▸ **Exercise input**:
====
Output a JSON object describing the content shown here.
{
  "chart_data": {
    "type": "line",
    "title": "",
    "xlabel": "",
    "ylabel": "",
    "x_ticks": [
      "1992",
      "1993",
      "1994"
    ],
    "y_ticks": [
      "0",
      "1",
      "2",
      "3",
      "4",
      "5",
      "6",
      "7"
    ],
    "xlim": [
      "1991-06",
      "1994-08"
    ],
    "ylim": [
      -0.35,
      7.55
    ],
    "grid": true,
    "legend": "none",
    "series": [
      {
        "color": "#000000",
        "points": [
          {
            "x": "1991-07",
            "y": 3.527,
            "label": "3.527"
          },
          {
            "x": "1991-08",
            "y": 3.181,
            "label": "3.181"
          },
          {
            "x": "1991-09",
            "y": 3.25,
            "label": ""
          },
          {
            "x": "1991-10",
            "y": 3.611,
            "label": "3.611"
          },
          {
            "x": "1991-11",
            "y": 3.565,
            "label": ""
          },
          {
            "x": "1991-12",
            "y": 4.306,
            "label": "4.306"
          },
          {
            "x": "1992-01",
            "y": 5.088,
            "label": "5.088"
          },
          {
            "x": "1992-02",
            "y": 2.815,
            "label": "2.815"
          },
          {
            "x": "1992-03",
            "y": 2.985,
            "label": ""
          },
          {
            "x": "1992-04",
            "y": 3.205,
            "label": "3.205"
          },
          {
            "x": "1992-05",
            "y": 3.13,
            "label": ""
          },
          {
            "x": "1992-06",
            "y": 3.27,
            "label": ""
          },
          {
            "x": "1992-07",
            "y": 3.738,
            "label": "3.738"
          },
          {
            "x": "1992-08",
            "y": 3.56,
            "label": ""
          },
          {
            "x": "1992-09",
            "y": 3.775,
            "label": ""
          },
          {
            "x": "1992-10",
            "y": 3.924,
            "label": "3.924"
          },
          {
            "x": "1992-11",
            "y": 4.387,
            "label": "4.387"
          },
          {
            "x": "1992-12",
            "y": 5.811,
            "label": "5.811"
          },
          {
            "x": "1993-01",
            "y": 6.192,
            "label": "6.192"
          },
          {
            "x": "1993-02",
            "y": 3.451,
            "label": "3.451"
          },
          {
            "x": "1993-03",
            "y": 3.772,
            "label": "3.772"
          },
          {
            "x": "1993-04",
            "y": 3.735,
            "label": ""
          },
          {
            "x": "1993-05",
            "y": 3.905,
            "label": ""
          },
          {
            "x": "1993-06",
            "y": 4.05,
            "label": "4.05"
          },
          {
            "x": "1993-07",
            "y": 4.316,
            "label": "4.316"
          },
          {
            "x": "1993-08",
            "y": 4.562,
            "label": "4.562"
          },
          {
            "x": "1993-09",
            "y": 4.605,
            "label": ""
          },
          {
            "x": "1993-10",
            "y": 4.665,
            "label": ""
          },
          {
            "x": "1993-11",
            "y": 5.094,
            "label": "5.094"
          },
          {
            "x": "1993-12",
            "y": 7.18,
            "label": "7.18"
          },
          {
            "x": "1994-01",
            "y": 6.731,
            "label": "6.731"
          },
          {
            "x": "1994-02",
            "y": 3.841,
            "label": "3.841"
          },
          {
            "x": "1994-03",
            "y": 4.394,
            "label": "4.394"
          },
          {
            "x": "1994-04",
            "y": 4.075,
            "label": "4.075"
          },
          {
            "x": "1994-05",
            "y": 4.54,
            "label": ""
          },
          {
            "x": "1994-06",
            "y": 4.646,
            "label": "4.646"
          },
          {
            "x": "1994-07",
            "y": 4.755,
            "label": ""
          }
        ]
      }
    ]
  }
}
====
▸ **Exercise description**: Write every entry out again exactly.

▸ **Worked answer**:
Output a JSON object describing the content shown here.
{
  "chart_data": {
    "type": "line",
    "title": "",
    "xlabel": "",
    "ylabel": "",
    "x_ticks": [
      "1992",
      "1993",
      "1994"
    ],
    "y_ticks": [
      "0",
      "1",
      "2",
      "3",
      "4",
      "5",
      "6",
      "7"
    ],
    "xlim": [
      "1991-06",
      "1994-08"
    ],
    "ylim": [
      -0.35,
      7.55
    ],
    "grid": true,
    "legend": "none",
    "series": [
      {
        "color": "#000000",
        "points": [
          {
            "x": "1991-07",
            "y": 3.527,
            "label": "3.527"
          },
          {
            "x": "1991-08",
            "y": 3.181,
            "label": "3.181"
          },
          {
            "x": "1991-09",
            "y": 3.25,
            "label": ""
          },
          {
            "x": "1991-10",
            "y": 3.611,
            "label": "3.611"
          },
          {
            "x": "1991-11",
            "y": 3.565,
            "label": ""
          },
          {
            "x": "1991-12",
            "y": 4.306,
            "label": "4.306"
          },
          {
            "x": "1992-01",
            "y": 5.088,
            "label": "5.088"
          },
          {
            "x": "1992-02",
            "y": 2.815,
            "label": "2.815"
          },
          {
            "x": "1992-03",
            "y": 2.985,
            "label": ""
          },
          {
            "x": "1992-04",
            "y": 3.205,
            "label": "3.205"
          },
          {
            "x": "1992-05",
            "y": 3.13,
            "label": ""
          },
          {
            "x": "1992-06",
            "y": 3.27,
            "label": ""
          },
          {
            "x": "1992-07",
            "y": 3.738,
            "label": "3.738"
          },
          {
            "x": "1992-08",
            "y": 3.56,
            "label": ""
          },
          {
            "x": "1992-09",
            "y": 3.775,
            "label": ""
          },
          {
            "x": "1992-10",
            "y": 3.924,
            "label": "3.924"
          },
          {
            "x": "1992-11",
            "y": 4.387,
            "label": "4.387"
          },
          {
            "x": "1992-12",
            "y": 5.811,
            "label": "5.811"
          },
          {
            "x": "1993-01",
            "y": 6.192,
            "label": "6.192"
          },
          {
            "x": "1993-02",
            "y": 3.451,
            "label": "3.451"
          },
          {
            "x": "1993-03",
            "y": 3.772,
            "label": "3.772"
          },
          {
            "x": "1993-04",
            "y": 3.735,
            "label": ""
          },
          {
            "x": "1993-05",
            "y": 3.905,
            "label": ""
          },
          {
            "x": "1993-06",
            "y": 4.05,
            "label": "4.05"
          },
          {
            "x": "1993-07",
            "y": 4.316,
            "label": "4.316"
          },
          {
            "x": "1993-08",
            "y": 4.562,
            "label": "4.562"
          },
          {
            "x": "1993-09",
            "y": 4.605,
            "label": ""
          },
          {
            "x": "1993-10",
            "y": 4.665,
            "label": ""
          },
          {
            "x": "1993-11",
            "y": 5.094,
            "label": "5.094"
          },
          {
            "x": "1993-12",
            "y": 7.18,
            "label": "7.18"
          },
          {
            "x": "1994-01",
            "y": 6.731,
            "label": "6.731"
          },
          {
            "x": "1994-02",
            "y": 3.841,
            "label": "3.841"
          },
          {
            "x": "1994-03",
            "y": 4.394,
            "label": "4.394"
          },
          {
            "x": "1994-04",
            "y": 4.075,
            "label": "4.075"
          },
          {
            "x": "1994-05",
            "y": 4.54,
            "label": ""
          },
          {
            "x": "1994-06",
            "y": 4.646,
            "label": "4.646"
          },
          {
            "x": "1994-07",
            "y": 4.755,
            "label": ""
          }
        ]
      }
    ]
  }
}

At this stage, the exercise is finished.